The exercise →
Return the count of lines that hold the string "Raumpflegemaßnahmen", with no other words.

Entries shown →
╔══
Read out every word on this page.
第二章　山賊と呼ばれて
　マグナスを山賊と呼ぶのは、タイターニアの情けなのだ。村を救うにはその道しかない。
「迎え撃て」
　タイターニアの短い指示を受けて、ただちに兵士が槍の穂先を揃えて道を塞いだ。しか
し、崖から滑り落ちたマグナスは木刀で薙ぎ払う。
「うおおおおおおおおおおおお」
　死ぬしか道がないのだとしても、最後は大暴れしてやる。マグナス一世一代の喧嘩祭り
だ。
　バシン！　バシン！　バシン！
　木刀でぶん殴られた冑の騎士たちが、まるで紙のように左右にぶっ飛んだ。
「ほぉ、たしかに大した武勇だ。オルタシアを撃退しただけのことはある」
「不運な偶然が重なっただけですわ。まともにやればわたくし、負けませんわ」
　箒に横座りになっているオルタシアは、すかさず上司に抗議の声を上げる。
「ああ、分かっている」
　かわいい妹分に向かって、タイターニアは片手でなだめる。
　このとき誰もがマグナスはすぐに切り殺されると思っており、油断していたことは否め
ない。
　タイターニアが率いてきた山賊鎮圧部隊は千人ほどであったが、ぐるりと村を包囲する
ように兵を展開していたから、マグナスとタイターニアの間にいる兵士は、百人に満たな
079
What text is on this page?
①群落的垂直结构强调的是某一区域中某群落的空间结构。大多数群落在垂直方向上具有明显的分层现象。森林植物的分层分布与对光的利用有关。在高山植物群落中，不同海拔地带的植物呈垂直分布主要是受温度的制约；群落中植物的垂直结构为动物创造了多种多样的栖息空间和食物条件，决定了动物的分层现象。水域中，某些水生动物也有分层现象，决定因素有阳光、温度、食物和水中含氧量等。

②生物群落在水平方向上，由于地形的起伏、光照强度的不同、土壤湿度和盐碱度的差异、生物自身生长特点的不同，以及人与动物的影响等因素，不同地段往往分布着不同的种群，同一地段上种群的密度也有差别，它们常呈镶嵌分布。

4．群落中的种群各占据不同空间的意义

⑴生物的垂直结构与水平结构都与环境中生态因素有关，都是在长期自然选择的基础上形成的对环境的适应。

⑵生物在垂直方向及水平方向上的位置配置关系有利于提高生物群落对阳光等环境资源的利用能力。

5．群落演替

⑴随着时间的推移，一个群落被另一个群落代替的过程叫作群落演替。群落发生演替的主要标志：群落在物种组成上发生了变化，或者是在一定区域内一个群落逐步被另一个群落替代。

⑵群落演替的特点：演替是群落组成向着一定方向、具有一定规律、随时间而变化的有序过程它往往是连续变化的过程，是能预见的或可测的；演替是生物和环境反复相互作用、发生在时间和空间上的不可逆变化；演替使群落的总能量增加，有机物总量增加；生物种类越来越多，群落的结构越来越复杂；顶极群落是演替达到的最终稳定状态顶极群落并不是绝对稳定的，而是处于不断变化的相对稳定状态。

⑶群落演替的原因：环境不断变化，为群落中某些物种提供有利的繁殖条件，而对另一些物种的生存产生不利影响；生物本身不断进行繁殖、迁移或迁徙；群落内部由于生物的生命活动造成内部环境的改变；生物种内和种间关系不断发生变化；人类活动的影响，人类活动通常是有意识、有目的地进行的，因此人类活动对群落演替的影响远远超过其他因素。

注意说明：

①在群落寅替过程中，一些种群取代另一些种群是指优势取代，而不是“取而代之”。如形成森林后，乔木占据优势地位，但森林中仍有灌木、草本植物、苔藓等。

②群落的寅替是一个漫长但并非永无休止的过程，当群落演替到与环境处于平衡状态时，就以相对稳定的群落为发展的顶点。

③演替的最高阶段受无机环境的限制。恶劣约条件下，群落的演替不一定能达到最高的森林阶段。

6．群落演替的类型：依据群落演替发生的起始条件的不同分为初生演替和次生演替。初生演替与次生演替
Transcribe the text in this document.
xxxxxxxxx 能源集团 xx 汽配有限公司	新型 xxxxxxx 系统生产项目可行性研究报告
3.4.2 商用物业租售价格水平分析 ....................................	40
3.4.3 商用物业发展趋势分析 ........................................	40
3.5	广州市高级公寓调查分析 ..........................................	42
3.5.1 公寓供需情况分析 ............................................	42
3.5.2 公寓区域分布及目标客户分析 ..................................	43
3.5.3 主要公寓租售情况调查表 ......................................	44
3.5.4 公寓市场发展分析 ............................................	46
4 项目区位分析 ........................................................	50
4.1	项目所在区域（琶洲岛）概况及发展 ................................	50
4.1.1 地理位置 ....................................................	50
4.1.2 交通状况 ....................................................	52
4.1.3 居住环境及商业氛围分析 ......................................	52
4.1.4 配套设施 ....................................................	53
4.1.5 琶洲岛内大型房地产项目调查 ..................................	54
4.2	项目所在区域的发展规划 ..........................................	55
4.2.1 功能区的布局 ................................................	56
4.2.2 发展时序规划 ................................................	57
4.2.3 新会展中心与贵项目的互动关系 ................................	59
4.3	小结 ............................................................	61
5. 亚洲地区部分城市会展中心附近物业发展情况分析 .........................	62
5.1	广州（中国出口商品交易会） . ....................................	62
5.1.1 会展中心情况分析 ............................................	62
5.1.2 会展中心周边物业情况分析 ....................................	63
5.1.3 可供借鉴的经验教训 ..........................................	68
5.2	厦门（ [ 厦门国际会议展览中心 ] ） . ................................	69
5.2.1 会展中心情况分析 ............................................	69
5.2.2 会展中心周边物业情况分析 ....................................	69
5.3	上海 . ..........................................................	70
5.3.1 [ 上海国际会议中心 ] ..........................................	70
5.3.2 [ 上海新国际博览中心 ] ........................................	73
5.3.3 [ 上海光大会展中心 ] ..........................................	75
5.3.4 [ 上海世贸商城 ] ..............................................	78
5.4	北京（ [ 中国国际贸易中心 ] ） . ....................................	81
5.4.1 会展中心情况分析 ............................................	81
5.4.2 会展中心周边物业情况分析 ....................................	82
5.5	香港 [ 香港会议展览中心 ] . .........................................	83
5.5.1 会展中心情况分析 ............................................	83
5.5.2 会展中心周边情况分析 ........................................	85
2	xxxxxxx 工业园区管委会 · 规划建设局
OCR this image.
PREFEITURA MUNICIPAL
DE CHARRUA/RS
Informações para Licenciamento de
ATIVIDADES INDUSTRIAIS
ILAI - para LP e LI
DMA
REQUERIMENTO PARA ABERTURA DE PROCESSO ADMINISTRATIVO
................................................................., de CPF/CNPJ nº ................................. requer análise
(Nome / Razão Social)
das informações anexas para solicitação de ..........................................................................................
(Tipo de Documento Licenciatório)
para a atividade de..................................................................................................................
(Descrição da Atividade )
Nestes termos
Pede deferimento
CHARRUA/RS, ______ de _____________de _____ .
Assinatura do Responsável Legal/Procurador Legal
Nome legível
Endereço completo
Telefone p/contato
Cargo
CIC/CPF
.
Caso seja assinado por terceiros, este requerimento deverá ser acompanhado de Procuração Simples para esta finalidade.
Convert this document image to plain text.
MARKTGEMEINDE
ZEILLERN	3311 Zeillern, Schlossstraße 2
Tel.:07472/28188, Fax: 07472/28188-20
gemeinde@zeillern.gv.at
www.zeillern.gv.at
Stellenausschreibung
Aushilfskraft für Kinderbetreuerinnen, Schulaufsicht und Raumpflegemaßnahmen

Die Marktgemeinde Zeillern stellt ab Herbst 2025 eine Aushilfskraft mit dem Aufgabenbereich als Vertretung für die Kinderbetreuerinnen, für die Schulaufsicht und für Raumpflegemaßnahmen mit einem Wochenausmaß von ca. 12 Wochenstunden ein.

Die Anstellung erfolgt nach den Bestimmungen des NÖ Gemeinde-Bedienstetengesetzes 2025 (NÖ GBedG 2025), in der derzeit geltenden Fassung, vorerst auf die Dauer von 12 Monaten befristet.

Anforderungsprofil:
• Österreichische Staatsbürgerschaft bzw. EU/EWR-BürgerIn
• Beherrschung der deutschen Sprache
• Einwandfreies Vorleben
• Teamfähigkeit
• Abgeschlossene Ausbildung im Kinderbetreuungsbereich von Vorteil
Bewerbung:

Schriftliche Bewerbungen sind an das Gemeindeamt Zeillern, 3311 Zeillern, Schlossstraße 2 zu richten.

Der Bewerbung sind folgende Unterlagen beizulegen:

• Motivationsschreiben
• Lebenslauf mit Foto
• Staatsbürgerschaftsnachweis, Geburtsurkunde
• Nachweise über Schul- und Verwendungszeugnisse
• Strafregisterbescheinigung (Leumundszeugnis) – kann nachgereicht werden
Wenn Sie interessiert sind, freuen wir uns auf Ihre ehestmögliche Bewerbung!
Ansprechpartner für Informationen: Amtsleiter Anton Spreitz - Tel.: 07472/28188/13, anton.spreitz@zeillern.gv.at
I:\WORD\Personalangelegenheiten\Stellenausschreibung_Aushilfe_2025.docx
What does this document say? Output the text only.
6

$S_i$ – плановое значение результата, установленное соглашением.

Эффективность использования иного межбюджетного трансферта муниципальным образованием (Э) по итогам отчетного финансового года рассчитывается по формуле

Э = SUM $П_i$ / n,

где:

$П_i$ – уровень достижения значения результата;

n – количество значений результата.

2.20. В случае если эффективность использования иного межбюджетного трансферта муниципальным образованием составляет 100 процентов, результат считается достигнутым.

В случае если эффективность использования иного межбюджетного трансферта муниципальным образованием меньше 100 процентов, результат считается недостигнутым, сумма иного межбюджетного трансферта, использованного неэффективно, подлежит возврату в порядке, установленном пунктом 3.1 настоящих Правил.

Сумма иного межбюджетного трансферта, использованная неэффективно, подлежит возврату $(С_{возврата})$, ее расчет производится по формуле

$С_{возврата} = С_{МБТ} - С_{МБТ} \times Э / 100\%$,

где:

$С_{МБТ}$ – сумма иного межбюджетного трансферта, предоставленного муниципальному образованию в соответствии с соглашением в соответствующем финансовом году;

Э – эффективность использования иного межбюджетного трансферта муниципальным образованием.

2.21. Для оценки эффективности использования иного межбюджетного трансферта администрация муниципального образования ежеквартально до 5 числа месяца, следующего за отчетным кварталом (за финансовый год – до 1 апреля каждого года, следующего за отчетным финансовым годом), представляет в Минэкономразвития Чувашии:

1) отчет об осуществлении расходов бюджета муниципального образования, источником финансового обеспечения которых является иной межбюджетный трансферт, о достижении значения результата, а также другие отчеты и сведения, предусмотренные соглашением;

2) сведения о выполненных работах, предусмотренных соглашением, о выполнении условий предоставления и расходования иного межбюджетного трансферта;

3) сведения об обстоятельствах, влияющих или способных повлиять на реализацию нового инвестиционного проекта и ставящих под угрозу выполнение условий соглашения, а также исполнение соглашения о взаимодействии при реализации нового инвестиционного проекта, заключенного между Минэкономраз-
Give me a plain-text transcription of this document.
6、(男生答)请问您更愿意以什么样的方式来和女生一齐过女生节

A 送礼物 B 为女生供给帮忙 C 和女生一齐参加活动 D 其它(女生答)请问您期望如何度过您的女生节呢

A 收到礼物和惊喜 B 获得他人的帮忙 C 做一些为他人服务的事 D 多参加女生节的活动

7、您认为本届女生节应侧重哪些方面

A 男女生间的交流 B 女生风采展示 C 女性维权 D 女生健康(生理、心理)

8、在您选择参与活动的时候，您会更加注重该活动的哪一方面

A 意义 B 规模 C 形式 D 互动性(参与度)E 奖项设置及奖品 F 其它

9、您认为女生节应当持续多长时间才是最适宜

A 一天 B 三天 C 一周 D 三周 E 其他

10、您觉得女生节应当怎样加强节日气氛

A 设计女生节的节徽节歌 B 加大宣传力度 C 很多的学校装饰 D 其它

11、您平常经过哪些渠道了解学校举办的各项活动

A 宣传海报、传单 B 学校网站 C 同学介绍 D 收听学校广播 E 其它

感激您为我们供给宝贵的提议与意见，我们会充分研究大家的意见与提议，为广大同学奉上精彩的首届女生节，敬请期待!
╚══
Solution below →
2